--- START DATA ROWS ---
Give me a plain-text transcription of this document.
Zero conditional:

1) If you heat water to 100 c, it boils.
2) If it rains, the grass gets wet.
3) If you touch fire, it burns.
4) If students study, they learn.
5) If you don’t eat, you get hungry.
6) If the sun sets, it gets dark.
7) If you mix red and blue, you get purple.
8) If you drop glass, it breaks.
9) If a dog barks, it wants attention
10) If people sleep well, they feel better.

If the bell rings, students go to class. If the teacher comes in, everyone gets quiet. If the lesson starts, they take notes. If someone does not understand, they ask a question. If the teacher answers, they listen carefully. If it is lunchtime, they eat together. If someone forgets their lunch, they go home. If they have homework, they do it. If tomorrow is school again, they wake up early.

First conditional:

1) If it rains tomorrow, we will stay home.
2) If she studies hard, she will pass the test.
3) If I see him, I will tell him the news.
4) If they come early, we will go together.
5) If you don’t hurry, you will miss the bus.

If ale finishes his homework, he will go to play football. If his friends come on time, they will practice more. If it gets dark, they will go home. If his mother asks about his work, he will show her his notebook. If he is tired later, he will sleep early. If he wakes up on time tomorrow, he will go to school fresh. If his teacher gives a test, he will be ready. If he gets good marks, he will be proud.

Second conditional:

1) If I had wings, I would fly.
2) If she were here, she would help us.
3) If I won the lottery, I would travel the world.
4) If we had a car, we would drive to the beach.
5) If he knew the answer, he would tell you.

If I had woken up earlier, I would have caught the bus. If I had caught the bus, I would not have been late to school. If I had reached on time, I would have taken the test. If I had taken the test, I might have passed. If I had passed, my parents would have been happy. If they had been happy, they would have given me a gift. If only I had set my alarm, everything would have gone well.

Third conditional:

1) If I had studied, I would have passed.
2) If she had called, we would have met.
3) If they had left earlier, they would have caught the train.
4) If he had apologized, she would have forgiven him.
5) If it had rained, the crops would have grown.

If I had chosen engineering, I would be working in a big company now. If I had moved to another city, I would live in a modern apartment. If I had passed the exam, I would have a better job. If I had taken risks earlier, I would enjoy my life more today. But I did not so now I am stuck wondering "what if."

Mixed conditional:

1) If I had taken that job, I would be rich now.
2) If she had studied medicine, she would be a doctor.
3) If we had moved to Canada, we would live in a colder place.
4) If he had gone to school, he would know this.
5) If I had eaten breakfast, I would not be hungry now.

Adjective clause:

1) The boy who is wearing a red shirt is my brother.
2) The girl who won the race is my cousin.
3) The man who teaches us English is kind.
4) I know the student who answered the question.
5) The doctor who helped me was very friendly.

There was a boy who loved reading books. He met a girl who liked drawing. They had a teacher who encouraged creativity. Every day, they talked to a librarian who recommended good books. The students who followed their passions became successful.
--- END DATA ROWS ---
→ **WHAT THIS TASK INVOLVES**
Count every line in the data that contains the word "home", then give that count and nothing else.

→ **TASK SOLUTION**
3